*** RECORDS SUPPLIED

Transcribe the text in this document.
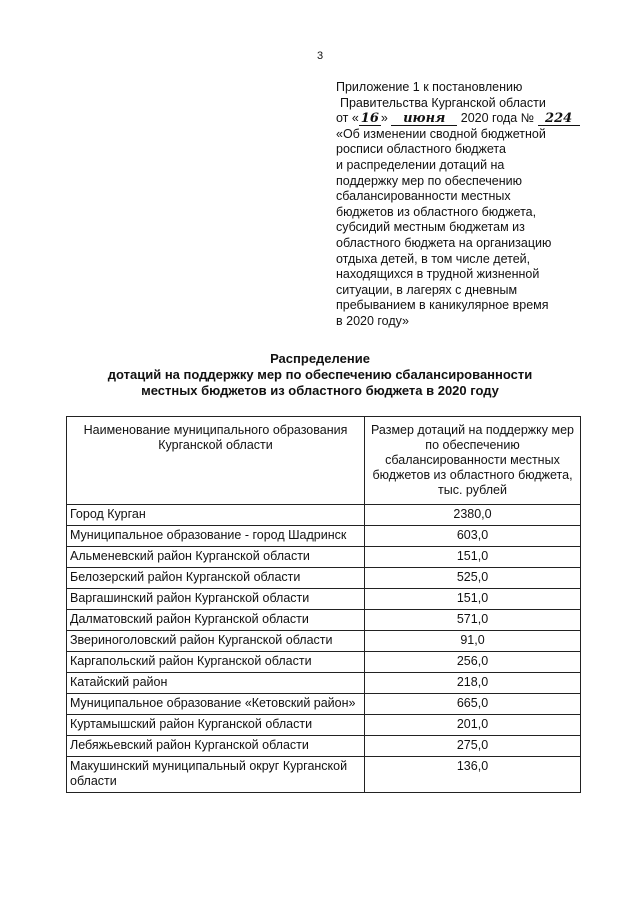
3
Приложение 1 к постановлению
Правительства Курганской области
от « 16 » июня 2020 года № 224
«Об изменении сводной бюджетной
росписи областного бюджета
и распределении дотаций на
поддержку мер по обеспечению
сбалансированности местных
бюджетов из областного бюджета,
субсидий местным бюджетам из
областного бюджета на организацию
отдыха детей, в том числе детей,
находящихся в трудной жизненной
ситуации, в лагерях с дневным
пребыванием в каникулярное время
в 2020 году»
Распределение
дотаций на поддержку мер по обеспечению сбалансированности
местных бюджетов из областного бюджета в 2020 году
Наименование муниципального образования Курганской области	Размер дотаций на поддержку мер по обеспечению сбалансированности местных бюджетов из областного бюджета, тыс. рублей
Город Курган	2380,0
Муниципальное образование - город Шадринск	603,0
Альменевский район Курганской области	151,0
Белозерский район Курганской области	525,0
Варгашинский район Курганской области	151,0
Далматовский район Курганской области	571,0
Звериноголовский район Курганской области	91,0
Каргапольский район Курганской области	256,0
Катайский район	218,0
Муниципальное образование «Кетовский район»	665,0
Куртамышский район Курганской области	201,0
Лебяжьевский район Курганской области	275,0
Макушинский муниципальный округ Курганской области	136,0
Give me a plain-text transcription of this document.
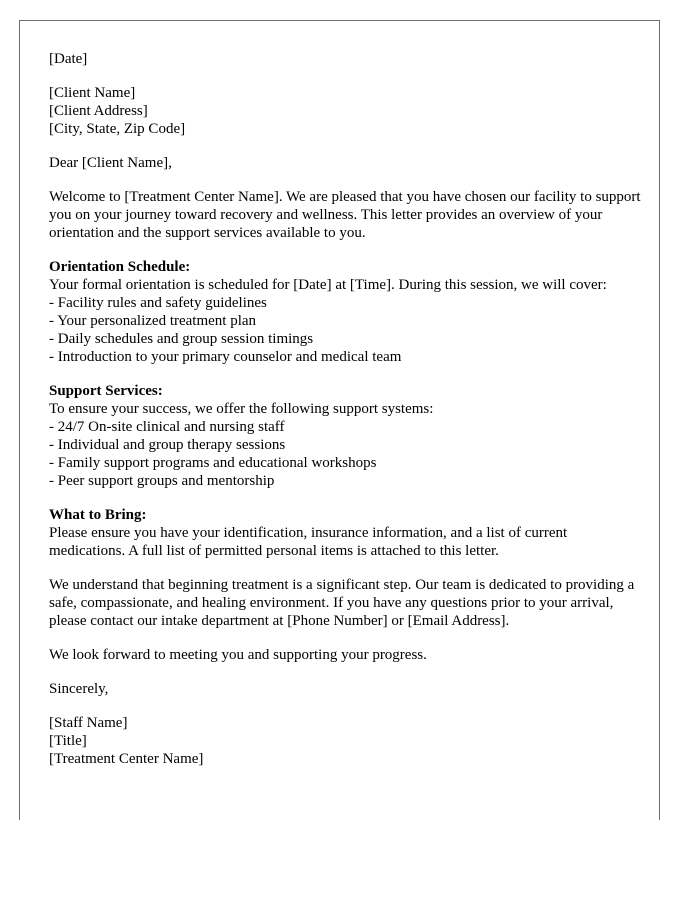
[Date]
[Client Name]
[Client Address]
[City, State, Zip Code]
Dear [Client Name],
Welcome to [Treatment Center Name]. We are pleased that you have chosen our facility to support you on your journey toward recovery and wellness. This letter provides an overview of your orientation and the support services available to you.
Orientation Schedule:
Your formal orientation is scheduled for [Date] at [Time]. During this session, we will cover:
- Facility rules and safety guidelines
- Your personalized treatment plan
- Daily schedules and group session timings
- Introduction to your primary counselor and medical team
Support Services:
To ensure your success, we offer the following support systems:
- 24/7 On-site clinical and nursing staff
- Individual and group therapy sessions
- Family support programs and educational workshops
- Peer support groups and mentorship
What to Bring:
Please ensure you have your identification, insurance information, and a list of current medications. A full list of permitted personal items is attached to this letter.
We understand that beginning treatment is a significant step. Our team is dedicated to providing a safe, compassionate, and healing environment. If you have any questions prior to your arrival, please contact our intake department at [Phone Number] or [Email Address].
We look forward to meeting you and supporting your progress.
Sincerely,
[Staff Name]
[Title]
[Treatment Center Name]
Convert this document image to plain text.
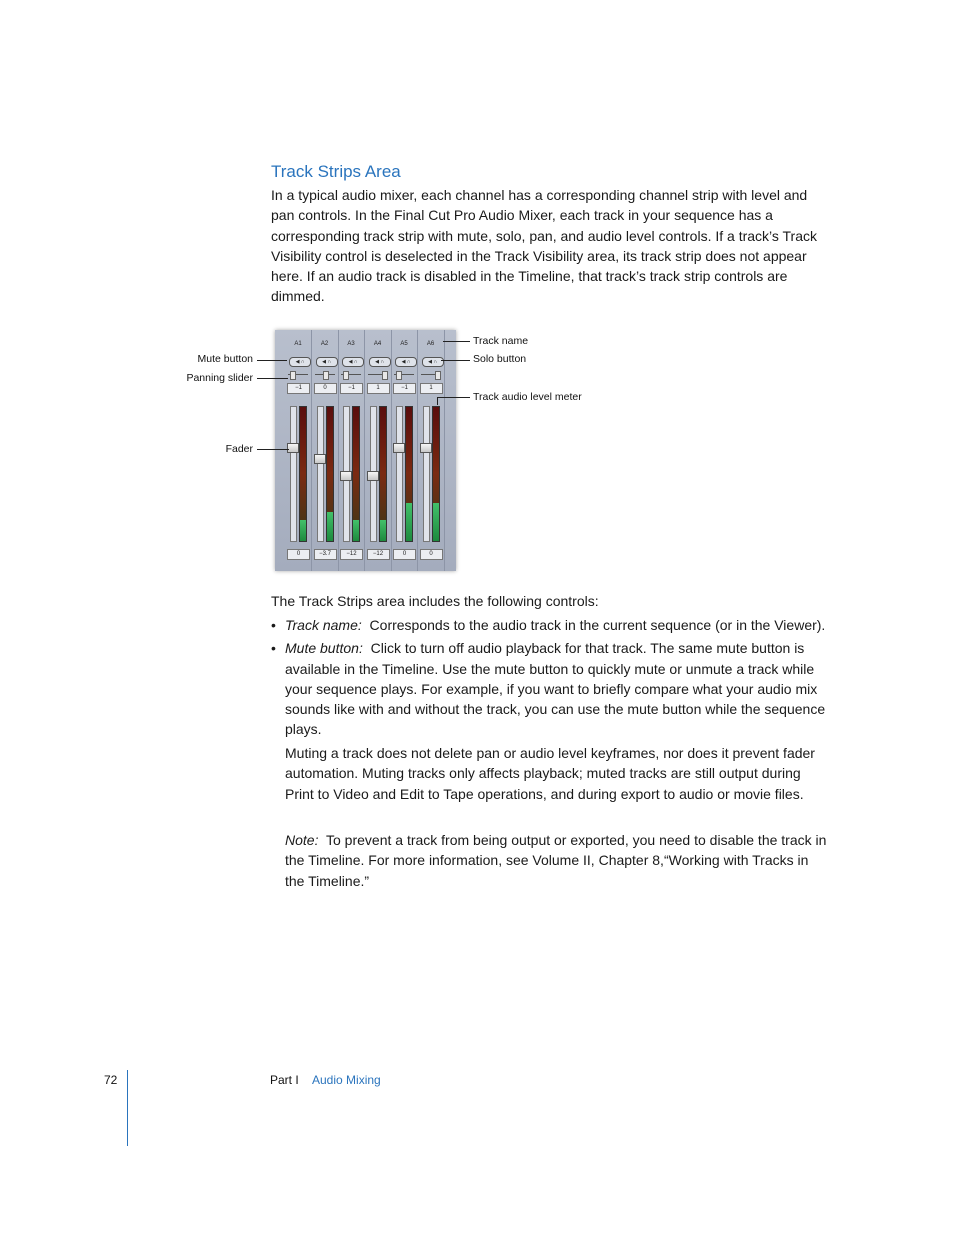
Track Strips Area

In a typical audio mixer, each channel has a corresponding channel strip with level and pan controls. In the Final Cut Pro Audio Mixer, each track in your sequence has a corresponding track strip with mute, solo, pan, and audio level controls. If a track’s Track Visibility control is deselected in the Track Visibility area, its track strip does not appear here. If an audio track is disabled in the Timeline, that track’s track strip controls are dimmed.

A1
◀ ∩
−1
0
A2
◀ ∩
0
−3.7
A3
◀ ∩
−1
−12
A4
◀ ∩
1
−12
A5
◀ ∩
−1
0
A6
◀ ∩
1
0
Mute button
Panning slider
Fader
Track name
Solo button
Track audio level meter

The Track Strips area includes the following controls:

• Track name: Corresponds to the audio track in the current sequence (or in the Viewer).
• Mute button: Click to turn off audio playback for that track. The same mute button is available in the Timeline. Use the mute button to quickly mute or unmute a track while your sequence plays. For example, if you want to briefly compare what your audio mix sounds like with and without the track, you can use the mute button while the sequence plays.

Muting a track does not delete pan or audio level keyframes, nor does it prevent fader automation. Muting tracks only affects playback; muted tracks are still output during Print to Video and Edit to Tape operations, and during export to audio or movie files.

Note: To prevent a track from being output or exported, you need to disable the track in the Timeline. For more information, see Volume II, Chapter 8,“Working with Tracks in the Timeline.”

72	Part I Audio Mixing
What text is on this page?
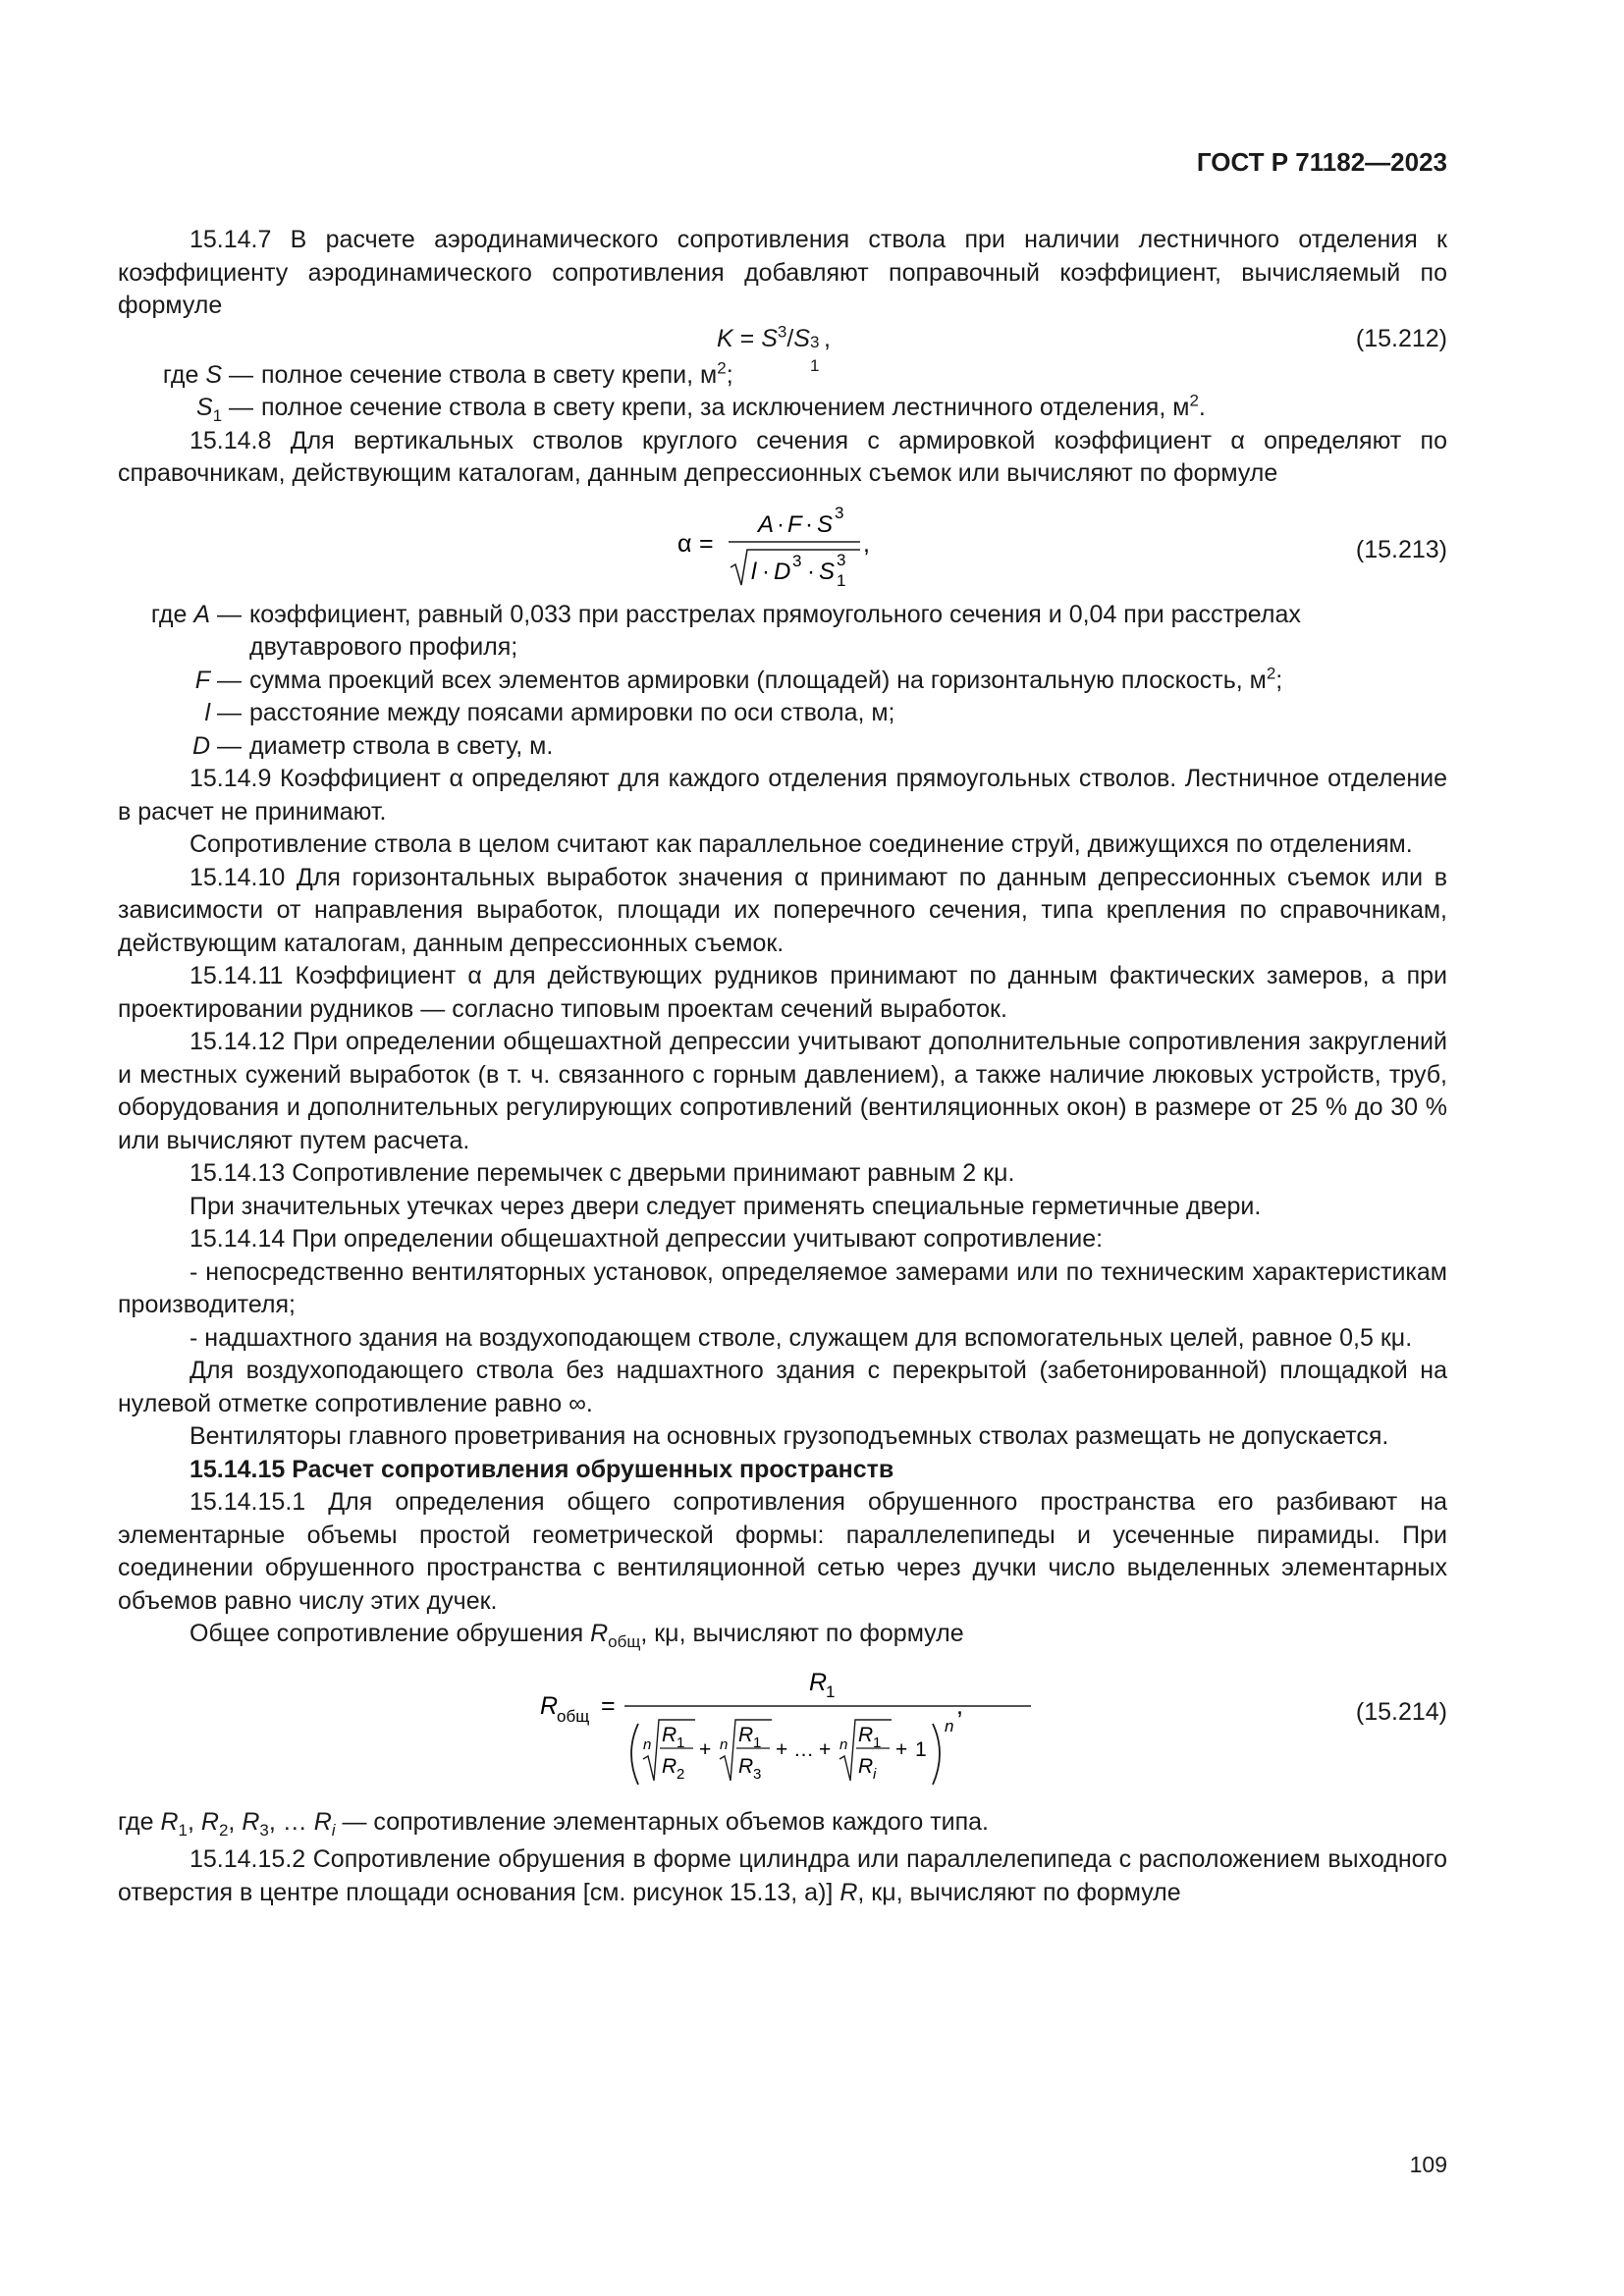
ГОСТ Р 71182—2023

15.14.7 В расчете аэродинамического сопротивления ствола при наличии лестничного отделения к коэффициенту аэродинамического сопротивления добавляют поправочный коэффициент, вычисляемый по формуле

$K = S^3/S$ 3
1
,	(15.212)
где S — полное сечение ствола в свету крепи, $м^2$;
$S_1$ — полное сечение ствола в свету крепи, за исключением лестничного отделения, $м^2$.

15.14.8 Для вертикальных стволов круглого сечения с армировкой коэффициент α определяют по справочникам, действующим каталогам, данным депрессионных съемок или вычисляют по формуле

α =
A · F · S 3
l · D 3 · S 1
3
,	(15.213)
где A — коэффициент, равный 0,033 при расстрелах прямоугольного сечения и 0,04 при расстрелах двутаврового профиля;
F — сумма проекций всех элементов армировки (площадей) на горизонтальную плоскость, $м^2$;
l — расстояние между поясами армировки по оси ствола, м;
D — диаметр ствола в свету, м.

15.14.9 Коэффициент α определяют для каждого отделения прямоугольных стволов. Лестничное отделение в расчет не принимают.

Сопротивление ствола в целом считают как параллельное соединение струй, движущихся по отделениям.

15.14.10 Для горизонтальных выработок значения α принимают по данным депрессионных съемок или в зависимости от направления выработок, площади их поперечного сечения, типа крепления по справочникам, действующим каталогам, данным депрессионных съемок.

15.14.11 Коэффициент α для действующих рудников принимают по данным фактических замеров, а при проектировании рудников — согласно типовым проектам сечений выработок.

15.14.12 При определении общешахтной депрессии учитывают дополнительные сопротивления закруглений и местных сужений выработок (в т. ч. связанного с горным давлением), а также наличие люковых устройств, труб, оборудования и дополнительных регулирующих сопротивлений (вентиляционных окон) в размере от 25 % до 30 % или вычисляют путем расчета.

15.14.13 Сопротивление перемычек с дверьми принимают равным 2 кμ.

При значительных утечках через двери следует применять специальные герметичные двери.

15.14.14 При определении общешахтной депрессии учитывают сопротивление:

- непосредственно вентиляторных установок, определяемое замерами или по техническим характеристикам производителя;

- надшахтного здания на воздухоподающем стволе, служащем для вспомогательных целей, равное 0,5 кμ.

Для воздухоподающего ствола без надшахтного здания с перекрытой (забетонированной) площадкой на нулевой отметке сопротивление равно ∞.

Вентиляторы главного проветривания на основных грузоподъемных стволах размещать не допускается.

15.14.15 Расчет сопротивления обрушенных пространств

15.14.15.1 Для определения общего сопротивления обрушенного пространства его разбивают на элементарные объемы простой геометрической формы: параллелепипеды и усеченные пирамиды. При соединении обрушенного пространства с вентиляционной сетью через дучки число выделенных элементарных объемов равно числу этих дучек.

Общее сопротивление обрушения $R_{общ}$, кμ, вычисляют по формуле

R
общ =
R
1
n R 1
R 2
+ n R 1
R 3
+ … + n R 1
R i
+ 1
n
,	(15.214)

где $R_1$, $R_2$, $R_3$, … $R_i$ — сопротивление элементарных объемов каждого типа.

15.14.15.2 Сопротивление обрушения в форме цилиндра или параллелепипеда с расположением выходного отверстия в центре площади основания [см. рисунок 15.13, а)] R, кμ, вычисляют по формуле

109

******

WHAT YOU SHOULD DO:
How many of the listing's lines contain "button"? Respond with a single number and nothing else.

SOLVED EXERCISE:
3